Without further comment, state how many lines in the listing below contain the word "icon".

(Dataset records)
· · ·
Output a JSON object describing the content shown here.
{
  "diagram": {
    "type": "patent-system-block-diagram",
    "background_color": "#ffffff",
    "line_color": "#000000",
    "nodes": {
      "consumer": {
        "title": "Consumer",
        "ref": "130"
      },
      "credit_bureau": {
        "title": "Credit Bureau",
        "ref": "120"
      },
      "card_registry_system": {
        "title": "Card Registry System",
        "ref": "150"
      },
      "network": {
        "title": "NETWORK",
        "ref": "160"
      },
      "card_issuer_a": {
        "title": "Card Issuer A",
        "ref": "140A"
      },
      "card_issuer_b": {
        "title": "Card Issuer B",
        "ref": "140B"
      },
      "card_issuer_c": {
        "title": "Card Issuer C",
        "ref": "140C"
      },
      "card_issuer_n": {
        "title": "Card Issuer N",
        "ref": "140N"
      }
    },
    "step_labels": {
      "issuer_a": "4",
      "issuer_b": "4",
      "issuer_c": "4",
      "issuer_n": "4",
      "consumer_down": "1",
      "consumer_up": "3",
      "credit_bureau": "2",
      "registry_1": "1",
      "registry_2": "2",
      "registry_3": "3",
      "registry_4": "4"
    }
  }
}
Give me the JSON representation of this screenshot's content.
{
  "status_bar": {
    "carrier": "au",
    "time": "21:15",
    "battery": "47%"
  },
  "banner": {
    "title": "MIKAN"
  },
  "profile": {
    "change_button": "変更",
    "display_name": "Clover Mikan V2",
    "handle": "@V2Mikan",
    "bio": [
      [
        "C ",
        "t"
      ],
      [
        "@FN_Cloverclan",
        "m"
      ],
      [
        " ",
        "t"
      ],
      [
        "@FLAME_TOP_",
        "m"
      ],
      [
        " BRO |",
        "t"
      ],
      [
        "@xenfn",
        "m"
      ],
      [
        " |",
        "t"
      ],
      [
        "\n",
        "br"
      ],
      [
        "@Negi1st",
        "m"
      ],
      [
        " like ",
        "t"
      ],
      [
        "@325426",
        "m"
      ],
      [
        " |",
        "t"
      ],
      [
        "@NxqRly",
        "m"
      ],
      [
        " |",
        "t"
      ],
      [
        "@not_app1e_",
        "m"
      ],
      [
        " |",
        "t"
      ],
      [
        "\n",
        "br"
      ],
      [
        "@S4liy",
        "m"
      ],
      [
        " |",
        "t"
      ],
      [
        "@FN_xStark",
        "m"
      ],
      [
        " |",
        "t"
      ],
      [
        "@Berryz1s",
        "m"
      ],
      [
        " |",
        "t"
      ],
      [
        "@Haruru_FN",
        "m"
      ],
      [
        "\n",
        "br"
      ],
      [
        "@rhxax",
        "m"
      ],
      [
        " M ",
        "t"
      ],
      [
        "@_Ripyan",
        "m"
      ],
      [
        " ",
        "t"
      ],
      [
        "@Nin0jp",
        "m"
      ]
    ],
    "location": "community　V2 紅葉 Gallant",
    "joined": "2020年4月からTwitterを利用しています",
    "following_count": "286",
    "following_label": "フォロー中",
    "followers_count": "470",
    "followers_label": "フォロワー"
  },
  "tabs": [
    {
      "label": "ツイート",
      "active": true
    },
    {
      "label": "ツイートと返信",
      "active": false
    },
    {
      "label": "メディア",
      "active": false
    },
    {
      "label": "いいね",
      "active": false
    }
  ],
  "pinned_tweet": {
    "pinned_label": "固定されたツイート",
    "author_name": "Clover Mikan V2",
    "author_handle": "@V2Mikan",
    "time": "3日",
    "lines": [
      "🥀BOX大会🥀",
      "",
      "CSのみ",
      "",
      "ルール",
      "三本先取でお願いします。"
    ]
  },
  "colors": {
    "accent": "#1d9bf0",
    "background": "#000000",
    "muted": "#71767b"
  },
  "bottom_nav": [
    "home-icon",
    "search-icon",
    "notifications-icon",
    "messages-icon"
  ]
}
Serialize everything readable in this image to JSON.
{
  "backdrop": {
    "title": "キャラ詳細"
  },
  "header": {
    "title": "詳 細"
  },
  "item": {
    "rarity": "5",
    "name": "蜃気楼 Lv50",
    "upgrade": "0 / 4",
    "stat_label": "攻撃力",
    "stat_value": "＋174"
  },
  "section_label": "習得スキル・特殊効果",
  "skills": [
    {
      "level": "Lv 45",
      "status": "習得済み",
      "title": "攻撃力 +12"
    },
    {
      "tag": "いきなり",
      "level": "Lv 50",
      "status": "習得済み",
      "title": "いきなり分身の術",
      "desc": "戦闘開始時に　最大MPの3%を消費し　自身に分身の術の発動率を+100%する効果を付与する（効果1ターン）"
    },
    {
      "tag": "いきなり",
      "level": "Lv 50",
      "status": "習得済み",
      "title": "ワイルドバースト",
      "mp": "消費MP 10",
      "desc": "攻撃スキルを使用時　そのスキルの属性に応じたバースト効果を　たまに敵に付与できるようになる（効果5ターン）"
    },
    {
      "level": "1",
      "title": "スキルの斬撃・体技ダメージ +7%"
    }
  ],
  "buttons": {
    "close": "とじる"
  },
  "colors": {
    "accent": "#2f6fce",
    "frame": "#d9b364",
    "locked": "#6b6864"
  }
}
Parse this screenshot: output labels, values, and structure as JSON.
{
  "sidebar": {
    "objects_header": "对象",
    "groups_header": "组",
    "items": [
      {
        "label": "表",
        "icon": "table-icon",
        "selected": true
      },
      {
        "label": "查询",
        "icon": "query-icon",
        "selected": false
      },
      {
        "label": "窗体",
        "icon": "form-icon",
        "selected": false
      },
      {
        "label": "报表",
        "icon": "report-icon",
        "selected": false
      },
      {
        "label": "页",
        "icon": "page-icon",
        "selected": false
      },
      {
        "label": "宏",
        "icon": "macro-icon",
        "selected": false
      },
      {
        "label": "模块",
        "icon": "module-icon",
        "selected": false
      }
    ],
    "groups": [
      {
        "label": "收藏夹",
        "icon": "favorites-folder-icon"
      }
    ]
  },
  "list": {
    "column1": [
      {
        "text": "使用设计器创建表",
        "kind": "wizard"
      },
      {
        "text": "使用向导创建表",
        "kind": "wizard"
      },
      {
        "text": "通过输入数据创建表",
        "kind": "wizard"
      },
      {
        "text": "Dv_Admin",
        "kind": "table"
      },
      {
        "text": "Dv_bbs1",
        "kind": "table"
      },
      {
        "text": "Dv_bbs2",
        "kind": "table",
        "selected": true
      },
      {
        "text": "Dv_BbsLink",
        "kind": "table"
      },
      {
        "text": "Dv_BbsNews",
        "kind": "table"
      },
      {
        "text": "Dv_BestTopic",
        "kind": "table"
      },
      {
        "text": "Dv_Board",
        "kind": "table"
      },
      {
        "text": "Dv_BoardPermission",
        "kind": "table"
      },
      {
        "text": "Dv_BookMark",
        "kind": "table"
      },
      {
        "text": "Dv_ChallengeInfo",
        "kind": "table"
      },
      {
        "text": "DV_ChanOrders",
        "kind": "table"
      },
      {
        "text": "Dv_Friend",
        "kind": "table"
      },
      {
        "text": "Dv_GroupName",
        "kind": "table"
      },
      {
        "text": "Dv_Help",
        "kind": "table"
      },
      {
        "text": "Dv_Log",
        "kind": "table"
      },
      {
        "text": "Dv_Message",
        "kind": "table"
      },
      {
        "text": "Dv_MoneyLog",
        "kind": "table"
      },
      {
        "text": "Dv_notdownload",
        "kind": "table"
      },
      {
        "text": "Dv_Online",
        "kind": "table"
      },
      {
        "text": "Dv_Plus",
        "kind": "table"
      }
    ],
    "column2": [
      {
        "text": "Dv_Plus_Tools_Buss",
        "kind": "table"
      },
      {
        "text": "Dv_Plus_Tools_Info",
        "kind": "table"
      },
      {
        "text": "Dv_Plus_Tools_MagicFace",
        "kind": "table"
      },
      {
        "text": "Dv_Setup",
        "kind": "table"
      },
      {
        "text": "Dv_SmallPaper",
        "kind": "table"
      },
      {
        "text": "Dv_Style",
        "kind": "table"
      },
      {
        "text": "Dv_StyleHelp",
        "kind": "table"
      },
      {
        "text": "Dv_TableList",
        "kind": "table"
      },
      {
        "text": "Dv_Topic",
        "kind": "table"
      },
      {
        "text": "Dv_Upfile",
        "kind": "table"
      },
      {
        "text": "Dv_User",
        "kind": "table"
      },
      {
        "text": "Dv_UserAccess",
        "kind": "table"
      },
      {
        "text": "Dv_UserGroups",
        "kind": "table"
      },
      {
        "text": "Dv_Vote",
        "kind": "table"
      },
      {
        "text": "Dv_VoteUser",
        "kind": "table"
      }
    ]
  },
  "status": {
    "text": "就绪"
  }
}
· · ·
- **Solution to the problem**
12